* Problem details:
Reproduce the material verbatim from its first line up to and including the line containing "x-tick-label: 6 — [721, 538, 728, 552]".

* Task material:
☆ ☆ ☆
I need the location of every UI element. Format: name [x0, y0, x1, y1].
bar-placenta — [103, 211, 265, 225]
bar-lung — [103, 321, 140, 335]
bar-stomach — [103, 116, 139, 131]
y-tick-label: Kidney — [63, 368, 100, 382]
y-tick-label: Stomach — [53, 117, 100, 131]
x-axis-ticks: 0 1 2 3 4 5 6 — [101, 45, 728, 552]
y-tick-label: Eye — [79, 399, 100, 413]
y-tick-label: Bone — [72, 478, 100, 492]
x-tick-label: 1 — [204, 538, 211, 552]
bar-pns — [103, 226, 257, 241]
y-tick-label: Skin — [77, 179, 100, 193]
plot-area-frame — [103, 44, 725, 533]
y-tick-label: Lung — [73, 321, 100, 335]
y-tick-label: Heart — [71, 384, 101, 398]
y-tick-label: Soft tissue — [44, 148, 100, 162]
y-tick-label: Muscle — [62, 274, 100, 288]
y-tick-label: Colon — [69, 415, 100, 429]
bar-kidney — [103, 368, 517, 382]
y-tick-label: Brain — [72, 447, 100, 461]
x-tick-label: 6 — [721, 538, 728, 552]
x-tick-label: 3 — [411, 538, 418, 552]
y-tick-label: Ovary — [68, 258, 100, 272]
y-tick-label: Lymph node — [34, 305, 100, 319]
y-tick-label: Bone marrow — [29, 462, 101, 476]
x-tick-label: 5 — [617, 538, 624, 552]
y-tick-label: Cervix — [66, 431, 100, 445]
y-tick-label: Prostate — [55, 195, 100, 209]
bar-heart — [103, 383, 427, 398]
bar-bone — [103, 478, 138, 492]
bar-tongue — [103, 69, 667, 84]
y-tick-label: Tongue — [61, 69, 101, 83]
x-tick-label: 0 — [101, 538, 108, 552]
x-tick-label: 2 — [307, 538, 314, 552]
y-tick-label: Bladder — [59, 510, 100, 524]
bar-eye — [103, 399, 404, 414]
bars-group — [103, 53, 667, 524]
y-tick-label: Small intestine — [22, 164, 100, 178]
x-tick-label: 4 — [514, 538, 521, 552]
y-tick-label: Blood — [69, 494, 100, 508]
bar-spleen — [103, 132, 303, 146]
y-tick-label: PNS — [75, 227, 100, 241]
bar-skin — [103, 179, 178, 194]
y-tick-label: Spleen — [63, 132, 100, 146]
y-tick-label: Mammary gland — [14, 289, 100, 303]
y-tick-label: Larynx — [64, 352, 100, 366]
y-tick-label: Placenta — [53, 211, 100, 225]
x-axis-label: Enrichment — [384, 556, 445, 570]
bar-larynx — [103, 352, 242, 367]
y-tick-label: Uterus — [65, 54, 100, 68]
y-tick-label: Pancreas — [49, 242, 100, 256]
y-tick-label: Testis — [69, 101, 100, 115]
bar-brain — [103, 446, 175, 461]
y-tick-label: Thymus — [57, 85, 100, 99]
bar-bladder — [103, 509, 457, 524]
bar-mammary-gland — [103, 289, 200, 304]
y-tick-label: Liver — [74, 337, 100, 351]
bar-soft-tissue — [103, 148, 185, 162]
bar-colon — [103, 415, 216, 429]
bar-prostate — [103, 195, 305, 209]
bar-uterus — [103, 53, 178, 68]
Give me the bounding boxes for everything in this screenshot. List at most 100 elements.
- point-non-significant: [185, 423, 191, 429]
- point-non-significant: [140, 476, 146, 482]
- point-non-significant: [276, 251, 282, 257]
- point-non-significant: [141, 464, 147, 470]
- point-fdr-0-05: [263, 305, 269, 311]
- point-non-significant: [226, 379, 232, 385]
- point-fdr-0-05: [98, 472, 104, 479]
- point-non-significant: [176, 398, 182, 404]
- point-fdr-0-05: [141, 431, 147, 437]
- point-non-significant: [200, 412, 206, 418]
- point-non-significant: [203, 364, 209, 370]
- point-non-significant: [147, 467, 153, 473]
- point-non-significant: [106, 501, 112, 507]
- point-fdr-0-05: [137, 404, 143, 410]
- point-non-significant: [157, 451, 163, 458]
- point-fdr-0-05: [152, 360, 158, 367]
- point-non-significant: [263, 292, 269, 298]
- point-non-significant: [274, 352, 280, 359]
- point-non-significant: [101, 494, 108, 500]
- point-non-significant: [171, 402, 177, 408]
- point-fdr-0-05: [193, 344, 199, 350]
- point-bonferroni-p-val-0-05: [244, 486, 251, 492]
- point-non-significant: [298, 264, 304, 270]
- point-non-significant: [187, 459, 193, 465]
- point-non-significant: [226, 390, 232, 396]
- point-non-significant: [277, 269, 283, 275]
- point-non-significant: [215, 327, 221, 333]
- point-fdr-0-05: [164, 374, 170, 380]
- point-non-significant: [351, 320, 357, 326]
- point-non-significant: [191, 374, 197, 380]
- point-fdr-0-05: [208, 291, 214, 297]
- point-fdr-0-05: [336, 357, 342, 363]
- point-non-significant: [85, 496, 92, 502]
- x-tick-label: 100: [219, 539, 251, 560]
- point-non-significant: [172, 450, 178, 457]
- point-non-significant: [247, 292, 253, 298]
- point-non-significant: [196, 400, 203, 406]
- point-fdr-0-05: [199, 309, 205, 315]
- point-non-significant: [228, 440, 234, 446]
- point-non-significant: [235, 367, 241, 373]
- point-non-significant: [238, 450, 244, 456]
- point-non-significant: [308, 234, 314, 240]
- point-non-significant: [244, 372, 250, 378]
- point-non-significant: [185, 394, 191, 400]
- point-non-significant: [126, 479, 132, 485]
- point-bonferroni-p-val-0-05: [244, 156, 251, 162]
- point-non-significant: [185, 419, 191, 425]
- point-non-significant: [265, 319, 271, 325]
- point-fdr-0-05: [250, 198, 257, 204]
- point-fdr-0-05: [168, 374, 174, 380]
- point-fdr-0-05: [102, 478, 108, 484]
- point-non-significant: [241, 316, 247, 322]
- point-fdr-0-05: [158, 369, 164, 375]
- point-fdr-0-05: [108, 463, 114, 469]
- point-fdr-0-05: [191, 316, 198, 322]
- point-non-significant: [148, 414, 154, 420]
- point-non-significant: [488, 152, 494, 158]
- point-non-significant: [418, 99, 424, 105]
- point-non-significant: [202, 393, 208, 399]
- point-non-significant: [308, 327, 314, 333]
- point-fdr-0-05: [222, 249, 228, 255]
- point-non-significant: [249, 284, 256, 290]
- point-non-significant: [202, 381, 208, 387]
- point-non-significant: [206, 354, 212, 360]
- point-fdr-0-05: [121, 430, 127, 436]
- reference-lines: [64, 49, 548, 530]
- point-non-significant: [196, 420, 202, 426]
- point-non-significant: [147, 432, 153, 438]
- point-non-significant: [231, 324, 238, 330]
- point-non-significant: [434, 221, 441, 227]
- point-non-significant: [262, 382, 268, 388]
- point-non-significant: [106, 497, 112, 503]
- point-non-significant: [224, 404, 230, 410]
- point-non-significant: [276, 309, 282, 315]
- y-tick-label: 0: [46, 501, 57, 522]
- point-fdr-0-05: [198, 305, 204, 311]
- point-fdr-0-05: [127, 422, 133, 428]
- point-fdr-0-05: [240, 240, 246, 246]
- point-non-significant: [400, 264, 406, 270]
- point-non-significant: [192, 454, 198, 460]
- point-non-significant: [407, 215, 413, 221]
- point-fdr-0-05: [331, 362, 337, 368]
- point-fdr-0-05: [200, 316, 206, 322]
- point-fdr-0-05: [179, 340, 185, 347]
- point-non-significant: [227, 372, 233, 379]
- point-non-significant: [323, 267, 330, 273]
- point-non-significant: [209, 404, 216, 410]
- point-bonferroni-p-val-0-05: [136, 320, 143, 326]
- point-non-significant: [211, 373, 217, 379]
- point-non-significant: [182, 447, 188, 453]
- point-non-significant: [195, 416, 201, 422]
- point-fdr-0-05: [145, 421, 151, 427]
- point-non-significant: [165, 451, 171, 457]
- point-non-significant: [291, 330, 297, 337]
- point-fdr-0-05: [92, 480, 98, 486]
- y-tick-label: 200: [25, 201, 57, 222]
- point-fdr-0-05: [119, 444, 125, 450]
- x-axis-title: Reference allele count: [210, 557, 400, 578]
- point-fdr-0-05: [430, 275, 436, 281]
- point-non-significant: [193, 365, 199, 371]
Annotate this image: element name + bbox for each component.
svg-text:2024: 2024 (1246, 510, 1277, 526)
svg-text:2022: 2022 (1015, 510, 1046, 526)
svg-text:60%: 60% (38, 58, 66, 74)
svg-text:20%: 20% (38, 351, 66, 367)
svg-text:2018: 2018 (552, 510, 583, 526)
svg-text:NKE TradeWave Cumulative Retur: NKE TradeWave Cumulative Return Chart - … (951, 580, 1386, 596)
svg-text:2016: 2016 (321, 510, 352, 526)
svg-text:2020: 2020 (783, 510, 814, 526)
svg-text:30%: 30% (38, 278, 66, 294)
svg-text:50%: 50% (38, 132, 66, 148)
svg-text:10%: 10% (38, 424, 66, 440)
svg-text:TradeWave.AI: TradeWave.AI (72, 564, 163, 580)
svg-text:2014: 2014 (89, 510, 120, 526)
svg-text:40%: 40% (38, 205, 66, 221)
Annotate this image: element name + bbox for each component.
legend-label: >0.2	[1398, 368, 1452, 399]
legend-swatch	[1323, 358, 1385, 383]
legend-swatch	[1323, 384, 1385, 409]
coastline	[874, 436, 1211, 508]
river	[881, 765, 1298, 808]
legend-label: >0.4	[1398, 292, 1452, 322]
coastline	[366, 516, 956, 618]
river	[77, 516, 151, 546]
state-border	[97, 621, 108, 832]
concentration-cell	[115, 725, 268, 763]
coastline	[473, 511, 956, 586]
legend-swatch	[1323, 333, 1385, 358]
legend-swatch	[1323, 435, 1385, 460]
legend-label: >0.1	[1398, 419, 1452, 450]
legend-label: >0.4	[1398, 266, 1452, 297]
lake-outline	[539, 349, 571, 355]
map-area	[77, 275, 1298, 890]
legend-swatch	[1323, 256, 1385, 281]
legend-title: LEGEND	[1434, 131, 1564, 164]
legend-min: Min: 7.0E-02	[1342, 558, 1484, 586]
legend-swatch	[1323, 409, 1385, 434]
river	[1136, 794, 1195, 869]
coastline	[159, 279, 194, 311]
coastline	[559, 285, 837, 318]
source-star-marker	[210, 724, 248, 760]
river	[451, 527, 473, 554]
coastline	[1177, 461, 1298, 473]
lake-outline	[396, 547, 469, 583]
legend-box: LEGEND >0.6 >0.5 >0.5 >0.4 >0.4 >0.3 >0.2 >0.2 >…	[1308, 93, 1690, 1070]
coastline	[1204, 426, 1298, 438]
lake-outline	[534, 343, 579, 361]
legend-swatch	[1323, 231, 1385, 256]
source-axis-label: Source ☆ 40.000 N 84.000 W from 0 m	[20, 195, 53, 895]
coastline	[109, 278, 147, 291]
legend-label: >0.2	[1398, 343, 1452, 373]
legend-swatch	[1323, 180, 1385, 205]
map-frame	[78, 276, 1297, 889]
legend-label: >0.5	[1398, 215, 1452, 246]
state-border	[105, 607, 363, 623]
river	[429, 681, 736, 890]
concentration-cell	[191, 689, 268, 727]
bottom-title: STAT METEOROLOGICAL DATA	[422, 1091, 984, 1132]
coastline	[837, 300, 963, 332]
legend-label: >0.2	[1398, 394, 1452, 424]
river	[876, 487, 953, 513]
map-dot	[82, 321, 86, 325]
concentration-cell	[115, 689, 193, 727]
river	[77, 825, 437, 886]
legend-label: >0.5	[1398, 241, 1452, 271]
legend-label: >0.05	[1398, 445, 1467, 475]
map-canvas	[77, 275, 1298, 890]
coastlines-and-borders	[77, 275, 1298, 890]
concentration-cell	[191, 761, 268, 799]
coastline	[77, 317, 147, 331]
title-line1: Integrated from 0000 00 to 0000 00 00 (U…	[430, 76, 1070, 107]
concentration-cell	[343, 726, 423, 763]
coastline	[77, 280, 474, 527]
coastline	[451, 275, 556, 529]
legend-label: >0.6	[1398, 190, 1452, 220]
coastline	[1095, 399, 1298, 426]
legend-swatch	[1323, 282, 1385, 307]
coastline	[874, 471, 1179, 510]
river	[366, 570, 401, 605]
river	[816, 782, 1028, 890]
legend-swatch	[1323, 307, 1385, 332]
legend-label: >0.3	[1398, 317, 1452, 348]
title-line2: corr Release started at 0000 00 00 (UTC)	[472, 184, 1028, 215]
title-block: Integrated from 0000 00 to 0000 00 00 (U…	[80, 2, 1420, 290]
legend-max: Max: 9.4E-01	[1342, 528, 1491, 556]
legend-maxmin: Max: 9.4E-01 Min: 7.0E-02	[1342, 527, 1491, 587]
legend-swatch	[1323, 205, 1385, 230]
☆ ☆ ☆
* Answer for this exercise:
I need the location of every UI element. Format: name [x0, y0, x1, y1].
bar-placenta — [103, 211, 265, 225]
bar-lung — [103, 321, 140, 335]
bar-stomach — [103, 116, 139, 131]
y-tick-label: Kidney — [63, 368, 100, 382]
y-tick-label: Stomach — [53, 117, 100, 131]
x-axis-ticks: 0 1 2 3 4 5 6 — [101, 45, 728, 552]
y-tick-label: Eye — [79, 399, 100, 413]
y-tick-label: Bone — [72, 478, 100, 492]
x-tick-label: 1 — [204, 538, 211, 552]
bar-pns — [103, 226, 257, 241]
y-tick-label: Skin — [77, 179, 100, 193]
plot-area-frame — [103, 44, 725, 533]
y-tick-label: Lung — [73, 321, 100, 335]
y-tick-label: Heart — [71, 384, 101, 398]
y-tick-label: Soft tissue — [44, 148, 100, 162]
y-tick-label: Muscle — [62, 274, 100, 288]
y-tick-label: Colon — [69, 415, 100, 429]
bar-kidney — [103, 368, 517, 382]
y-tick-label: Brain — [72, 447, 100, 461]
x-tick-label: 6 — [721, 538, 728, 552]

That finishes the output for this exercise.